### Records for the task ###

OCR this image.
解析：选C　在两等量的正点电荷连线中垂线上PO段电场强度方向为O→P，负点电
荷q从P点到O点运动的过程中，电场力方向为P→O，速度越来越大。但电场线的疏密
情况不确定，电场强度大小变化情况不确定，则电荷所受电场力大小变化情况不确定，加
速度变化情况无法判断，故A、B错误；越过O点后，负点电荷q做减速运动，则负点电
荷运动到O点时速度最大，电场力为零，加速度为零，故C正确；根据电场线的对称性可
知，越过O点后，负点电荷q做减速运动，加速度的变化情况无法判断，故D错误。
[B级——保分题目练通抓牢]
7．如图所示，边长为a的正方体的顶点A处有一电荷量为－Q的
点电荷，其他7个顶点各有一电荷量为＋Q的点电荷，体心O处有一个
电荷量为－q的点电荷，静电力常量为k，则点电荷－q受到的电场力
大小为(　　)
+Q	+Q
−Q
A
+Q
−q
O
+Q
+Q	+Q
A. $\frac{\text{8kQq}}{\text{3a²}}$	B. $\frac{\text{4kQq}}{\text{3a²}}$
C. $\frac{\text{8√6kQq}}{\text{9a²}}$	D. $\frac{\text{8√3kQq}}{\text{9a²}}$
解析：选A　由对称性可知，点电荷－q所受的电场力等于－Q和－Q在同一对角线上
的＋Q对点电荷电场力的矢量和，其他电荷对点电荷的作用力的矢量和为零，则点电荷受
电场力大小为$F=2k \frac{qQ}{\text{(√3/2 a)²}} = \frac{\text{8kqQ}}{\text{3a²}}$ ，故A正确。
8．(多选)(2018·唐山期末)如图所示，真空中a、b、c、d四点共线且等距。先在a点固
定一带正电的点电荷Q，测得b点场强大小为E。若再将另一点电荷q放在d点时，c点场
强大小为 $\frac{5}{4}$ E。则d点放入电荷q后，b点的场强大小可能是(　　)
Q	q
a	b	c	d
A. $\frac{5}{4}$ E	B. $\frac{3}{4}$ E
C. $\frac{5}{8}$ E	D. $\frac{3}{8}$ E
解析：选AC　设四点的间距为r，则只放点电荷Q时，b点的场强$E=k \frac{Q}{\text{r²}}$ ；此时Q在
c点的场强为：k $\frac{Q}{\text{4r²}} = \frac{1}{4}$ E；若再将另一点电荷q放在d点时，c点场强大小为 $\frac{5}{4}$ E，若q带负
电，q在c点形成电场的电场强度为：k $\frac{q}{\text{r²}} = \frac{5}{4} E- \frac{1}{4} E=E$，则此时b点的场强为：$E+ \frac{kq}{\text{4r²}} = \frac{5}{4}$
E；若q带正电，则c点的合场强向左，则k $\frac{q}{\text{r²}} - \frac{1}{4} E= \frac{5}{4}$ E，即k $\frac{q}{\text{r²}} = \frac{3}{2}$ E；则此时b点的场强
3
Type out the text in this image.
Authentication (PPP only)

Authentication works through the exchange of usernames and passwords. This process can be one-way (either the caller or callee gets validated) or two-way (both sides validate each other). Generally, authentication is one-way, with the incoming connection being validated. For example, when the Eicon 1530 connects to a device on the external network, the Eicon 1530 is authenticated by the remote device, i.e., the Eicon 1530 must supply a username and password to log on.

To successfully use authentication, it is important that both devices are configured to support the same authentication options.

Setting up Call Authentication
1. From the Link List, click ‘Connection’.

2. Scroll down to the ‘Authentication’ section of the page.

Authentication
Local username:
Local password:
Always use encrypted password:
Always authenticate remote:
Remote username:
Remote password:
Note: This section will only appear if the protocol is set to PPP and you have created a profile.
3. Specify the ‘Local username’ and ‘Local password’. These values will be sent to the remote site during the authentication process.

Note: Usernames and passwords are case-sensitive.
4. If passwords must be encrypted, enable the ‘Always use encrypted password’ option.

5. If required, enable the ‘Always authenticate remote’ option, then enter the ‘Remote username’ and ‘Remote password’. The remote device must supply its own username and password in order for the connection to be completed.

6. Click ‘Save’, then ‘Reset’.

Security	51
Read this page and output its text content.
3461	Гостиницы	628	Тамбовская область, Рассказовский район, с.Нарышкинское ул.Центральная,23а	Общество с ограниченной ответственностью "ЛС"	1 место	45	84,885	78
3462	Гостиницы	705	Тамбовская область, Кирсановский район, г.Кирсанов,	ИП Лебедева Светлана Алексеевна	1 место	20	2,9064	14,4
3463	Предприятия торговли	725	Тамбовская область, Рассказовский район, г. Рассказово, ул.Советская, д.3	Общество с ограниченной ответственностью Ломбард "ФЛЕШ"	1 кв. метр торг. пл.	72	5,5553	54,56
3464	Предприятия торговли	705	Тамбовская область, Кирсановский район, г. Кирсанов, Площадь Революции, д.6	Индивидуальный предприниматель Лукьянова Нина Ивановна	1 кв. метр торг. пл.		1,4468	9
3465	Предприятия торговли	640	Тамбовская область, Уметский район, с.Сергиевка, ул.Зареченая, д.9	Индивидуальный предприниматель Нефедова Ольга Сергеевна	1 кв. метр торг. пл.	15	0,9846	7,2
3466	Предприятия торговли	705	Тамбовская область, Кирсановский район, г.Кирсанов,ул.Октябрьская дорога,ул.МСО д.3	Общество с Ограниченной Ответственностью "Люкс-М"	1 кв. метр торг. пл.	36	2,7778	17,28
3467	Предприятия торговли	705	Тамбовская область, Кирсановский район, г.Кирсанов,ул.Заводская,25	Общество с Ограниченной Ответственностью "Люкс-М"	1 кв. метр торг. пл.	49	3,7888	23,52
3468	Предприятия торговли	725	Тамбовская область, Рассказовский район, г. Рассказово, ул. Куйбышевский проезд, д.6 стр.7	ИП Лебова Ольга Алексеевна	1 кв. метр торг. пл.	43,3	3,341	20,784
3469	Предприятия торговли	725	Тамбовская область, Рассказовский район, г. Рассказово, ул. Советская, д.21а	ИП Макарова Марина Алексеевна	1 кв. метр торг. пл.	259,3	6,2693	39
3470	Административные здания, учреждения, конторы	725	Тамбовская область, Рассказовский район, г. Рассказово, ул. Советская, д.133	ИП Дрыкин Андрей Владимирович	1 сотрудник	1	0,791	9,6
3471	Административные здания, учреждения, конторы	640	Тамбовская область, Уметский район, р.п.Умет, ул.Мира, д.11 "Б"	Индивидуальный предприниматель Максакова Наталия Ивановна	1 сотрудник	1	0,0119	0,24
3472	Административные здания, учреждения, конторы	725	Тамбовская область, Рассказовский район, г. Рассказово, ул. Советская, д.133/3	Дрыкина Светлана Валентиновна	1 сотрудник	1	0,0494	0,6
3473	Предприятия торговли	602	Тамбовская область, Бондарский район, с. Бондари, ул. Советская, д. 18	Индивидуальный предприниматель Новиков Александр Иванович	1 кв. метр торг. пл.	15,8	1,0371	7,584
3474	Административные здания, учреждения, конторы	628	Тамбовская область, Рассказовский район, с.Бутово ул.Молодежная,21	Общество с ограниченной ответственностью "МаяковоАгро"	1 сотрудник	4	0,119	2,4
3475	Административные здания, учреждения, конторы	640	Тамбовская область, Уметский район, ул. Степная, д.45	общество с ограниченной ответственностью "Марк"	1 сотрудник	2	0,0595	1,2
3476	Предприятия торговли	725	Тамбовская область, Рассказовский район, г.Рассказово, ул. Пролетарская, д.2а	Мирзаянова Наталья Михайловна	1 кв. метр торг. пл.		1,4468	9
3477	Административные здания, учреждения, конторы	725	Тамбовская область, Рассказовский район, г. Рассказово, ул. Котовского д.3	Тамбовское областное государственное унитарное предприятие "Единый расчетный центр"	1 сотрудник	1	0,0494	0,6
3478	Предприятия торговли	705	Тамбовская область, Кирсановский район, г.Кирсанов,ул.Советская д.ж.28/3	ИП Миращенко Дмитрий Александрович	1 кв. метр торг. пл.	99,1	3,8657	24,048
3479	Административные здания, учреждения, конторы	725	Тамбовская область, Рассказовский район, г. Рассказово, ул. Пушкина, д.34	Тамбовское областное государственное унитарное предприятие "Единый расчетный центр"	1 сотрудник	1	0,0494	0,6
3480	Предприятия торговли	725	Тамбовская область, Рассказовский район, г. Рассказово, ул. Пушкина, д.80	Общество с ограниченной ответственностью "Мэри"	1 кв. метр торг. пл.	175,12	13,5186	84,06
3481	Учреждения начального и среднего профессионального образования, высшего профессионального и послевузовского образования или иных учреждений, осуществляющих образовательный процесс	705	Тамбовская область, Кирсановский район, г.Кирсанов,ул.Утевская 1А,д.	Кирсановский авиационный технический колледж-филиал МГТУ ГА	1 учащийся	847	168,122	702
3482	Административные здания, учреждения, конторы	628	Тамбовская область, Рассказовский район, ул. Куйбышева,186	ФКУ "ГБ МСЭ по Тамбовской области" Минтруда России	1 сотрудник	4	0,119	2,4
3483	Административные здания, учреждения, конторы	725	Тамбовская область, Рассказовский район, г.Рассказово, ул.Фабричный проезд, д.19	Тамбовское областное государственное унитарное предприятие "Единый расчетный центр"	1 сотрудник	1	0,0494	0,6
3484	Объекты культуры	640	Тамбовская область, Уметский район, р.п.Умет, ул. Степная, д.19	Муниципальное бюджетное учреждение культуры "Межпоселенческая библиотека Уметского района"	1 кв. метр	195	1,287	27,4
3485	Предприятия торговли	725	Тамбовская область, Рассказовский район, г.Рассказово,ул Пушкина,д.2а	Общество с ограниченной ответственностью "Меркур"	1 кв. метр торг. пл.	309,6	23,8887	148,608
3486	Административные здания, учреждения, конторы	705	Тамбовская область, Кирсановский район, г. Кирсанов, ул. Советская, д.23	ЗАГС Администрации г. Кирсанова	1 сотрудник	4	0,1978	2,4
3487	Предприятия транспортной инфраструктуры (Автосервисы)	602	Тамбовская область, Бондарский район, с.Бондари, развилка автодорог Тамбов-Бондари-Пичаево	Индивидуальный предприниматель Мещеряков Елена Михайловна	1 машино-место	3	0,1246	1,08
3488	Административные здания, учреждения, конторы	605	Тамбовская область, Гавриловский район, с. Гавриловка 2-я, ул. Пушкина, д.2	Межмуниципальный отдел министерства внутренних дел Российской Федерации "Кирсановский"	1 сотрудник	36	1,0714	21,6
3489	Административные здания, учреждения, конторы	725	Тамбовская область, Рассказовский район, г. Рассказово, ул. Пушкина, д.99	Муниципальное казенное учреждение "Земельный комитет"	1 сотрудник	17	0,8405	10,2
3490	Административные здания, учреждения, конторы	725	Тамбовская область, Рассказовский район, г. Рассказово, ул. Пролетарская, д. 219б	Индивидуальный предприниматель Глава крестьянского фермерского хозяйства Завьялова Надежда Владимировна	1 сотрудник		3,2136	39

###

## Aim of the task
List each line in the listing that contains the string "Ивановна".

## Problem solution
3464	Предприятия торговли	705	Тамбовская область, Кирсановский район, г. Кирсанов, Площадь Революции, д.6	Индивидуальный предприниматель Лукьянова Нина Ивановна	1 кв. метр торг. пл.		1,4468	9
3471	Административные здания, учреждения, конторы	640	Тамбовская область, Уметский район, р.п.Умет, ул.Мира, д.11 "Б"	Индивидуальный предприниматель Максакова Наталия Ивановна	1 сотрудник	1	0,0119	0,24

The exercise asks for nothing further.